* Stated exercise: Copy the records below exactly, omitting any pictures they contain.
[Begin Given data]
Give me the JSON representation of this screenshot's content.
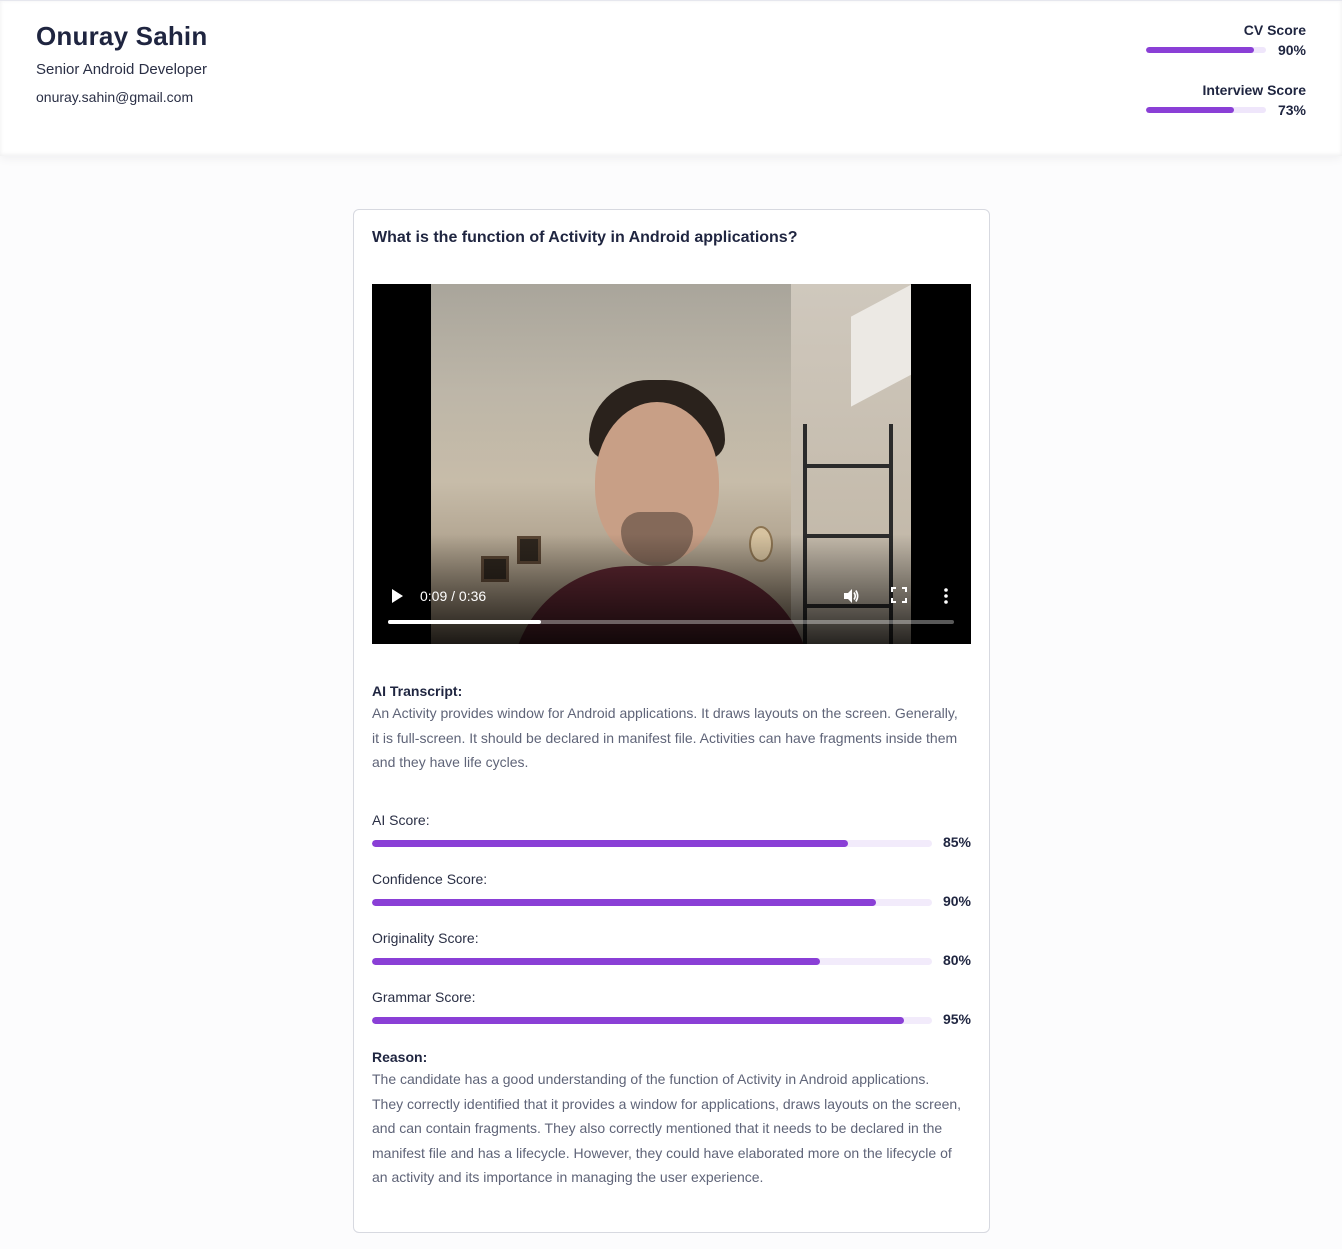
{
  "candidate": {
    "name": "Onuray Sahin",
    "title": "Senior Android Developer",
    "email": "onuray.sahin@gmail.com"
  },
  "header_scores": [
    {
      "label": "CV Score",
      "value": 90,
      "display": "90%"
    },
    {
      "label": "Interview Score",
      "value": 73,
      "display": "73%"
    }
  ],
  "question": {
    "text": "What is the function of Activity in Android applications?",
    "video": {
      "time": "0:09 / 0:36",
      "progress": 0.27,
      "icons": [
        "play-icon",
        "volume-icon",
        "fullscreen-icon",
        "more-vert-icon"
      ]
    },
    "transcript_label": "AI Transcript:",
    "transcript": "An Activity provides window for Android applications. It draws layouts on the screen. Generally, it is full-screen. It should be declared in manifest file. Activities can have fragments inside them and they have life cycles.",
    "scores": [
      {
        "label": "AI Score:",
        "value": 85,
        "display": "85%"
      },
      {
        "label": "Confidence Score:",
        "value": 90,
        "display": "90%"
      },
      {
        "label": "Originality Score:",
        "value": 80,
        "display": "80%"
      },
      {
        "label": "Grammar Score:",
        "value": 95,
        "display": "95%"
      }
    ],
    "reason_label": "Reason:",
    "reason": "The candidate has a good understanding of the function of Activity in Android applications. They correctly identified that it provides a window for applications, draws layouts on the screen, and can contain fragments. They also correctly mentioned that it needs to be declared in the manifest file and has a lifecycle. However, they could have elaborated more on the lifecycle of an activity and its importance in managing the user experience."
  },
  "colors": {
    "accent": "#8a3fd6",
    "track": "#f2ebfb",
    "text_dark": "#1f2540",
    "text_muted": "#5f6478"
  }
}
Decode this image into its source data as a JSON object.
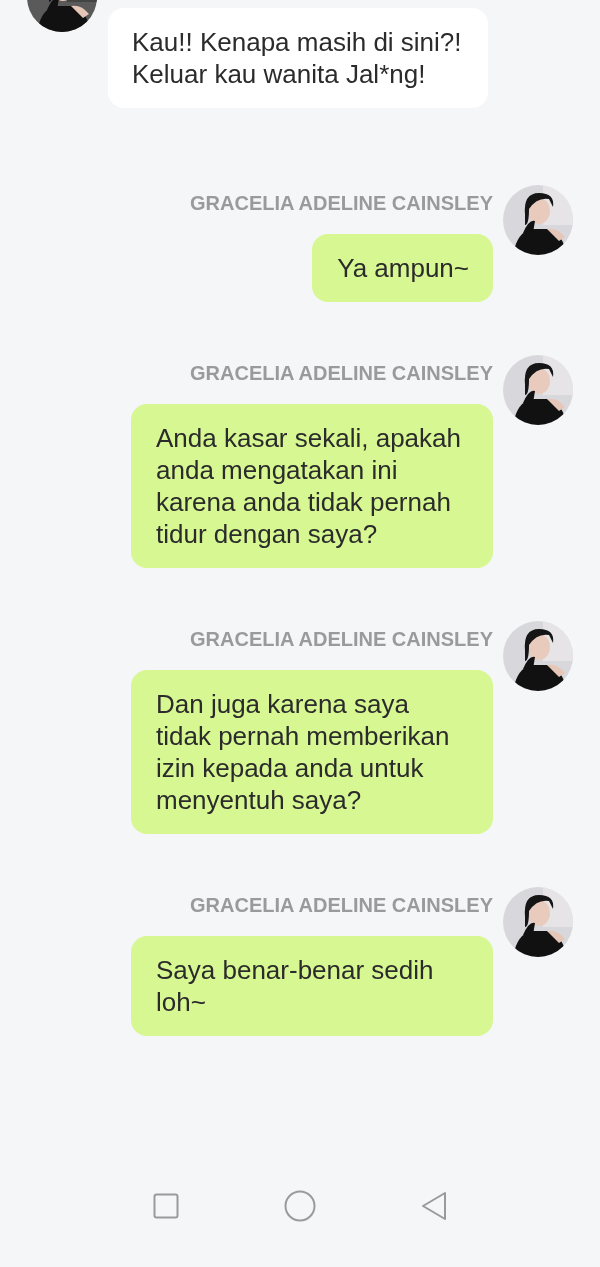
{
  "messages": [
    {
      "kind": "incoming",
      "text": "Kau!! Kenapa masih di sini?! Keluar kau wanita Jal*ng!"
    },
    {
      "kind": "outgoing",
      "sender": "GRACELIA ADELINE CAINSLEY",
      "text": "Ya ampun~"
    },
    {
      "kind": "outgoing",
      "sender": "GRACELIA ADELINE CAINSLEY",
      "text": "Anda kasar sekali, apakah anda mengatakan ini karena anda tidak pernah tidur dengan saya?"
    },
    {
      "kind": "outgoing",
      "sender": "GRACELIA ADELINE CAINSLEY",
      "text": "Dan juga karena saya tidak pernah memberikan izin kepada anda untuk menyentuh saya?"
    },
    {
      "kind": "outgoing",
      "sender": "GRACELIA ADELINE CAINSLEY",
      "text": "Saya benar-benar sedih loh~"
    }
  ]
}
[End Given data]
* Solution for this problem:
Give me the JSON representation of this screenshot's content.
{
  "candidate": {
    "name": "Onuray Sahin",
    "title": "Senior Android Developer",
    "email": "onuray.sahin@gmail.com"
  },
  "header_scores": [
    {
      "label": "CV Score",
      "value": 90,
      "display": "90%"
    },
    {
      "label": "Interview Score",
      "value": 73,
      "display": "73%"
    }
  ],
  "question": {
    "text": "What is the function of Activity in Android applications?",
    "video": {
      "time": "0:09 / 0:36",
      "progress": 0.27,
      "icons": [
        "play-icon",
        "volume-icon",
        "fullscreen-icon",
        "more-vert-icon"
      ]
    },
    "transcript_label": "AI Transcript:",
    "transcript": "An Activity provides window for Android applications. It draws layouts on the screen. Generally, it is full-screen. It should be declared in manifest file. Activities can have fragments inside them and they have life cycles.",
    "scores": [
      {
        "label": "AI Score:",
        "value": 85,
        "display": "85%"
      },
      {
        "label": "Confidence Score:",
        "value": 90,
        "display": "90%"
      },
      {
        "label": "Originality Score:",
        "value": 80,
        "display": "80%"
      },
      {
        "label": "Grammar Score:",
        "value": 95,
        "display": "95%"
      }
    ],
    "reason_label": "Reason:",
    "reason": "The candidate has a good understanding of the function of Activity in Android applications. They correctly identified that it provides a window for applications, draws layouts on the screen, and can contain fragments. They also correctly mentioned that it needs to be declared in the manifest file and has a lifecycle. However, they could have elaborated more on the lifecycle of an activity and its importance in managing the user experience."
  },
  "colors": {
    "accent": "#8a3fd6",
    "track": "#f2ebfb",
    "text_dark": "#1f2540",
    "text_muted": "#5f6478"
  }
}
Decode this image into its source data as a JSON object.
{
  "messages": [
    {
      "kind": "incoming",
      "text": "Kau!! Kenapa masih di sini?! Keluar kau wanita Jal*ng!"
    },
    {
      "kind": "outgoing",
      "sender": "GRACELIA ADELINE CAINSLEY",
      "text": "Ya ampun~"
    },
    {
      "kind": "outgoing",
      "sender": "GRACELIA ADELINE CAINSLEY",
      "text": "Anda kasar sekali, apakah anda mengatakan ini karena anda tidak pernah tidur dengan saya?"
    },
    {
      "kind": "outgoing",
      "sender": "GRACELIA ADELINE CAINSLEY",
      "text": "Dan juga karena saya tidak pernah memberikan izin kepada anda untuk menyentuh saya?"
    },
    {
      "kind": "outgoing",
      "sender": "GRACELIA ADELINE CAINSLEY",
      "text": "Saya benar-benar sedih loh~"
    }
  ]
}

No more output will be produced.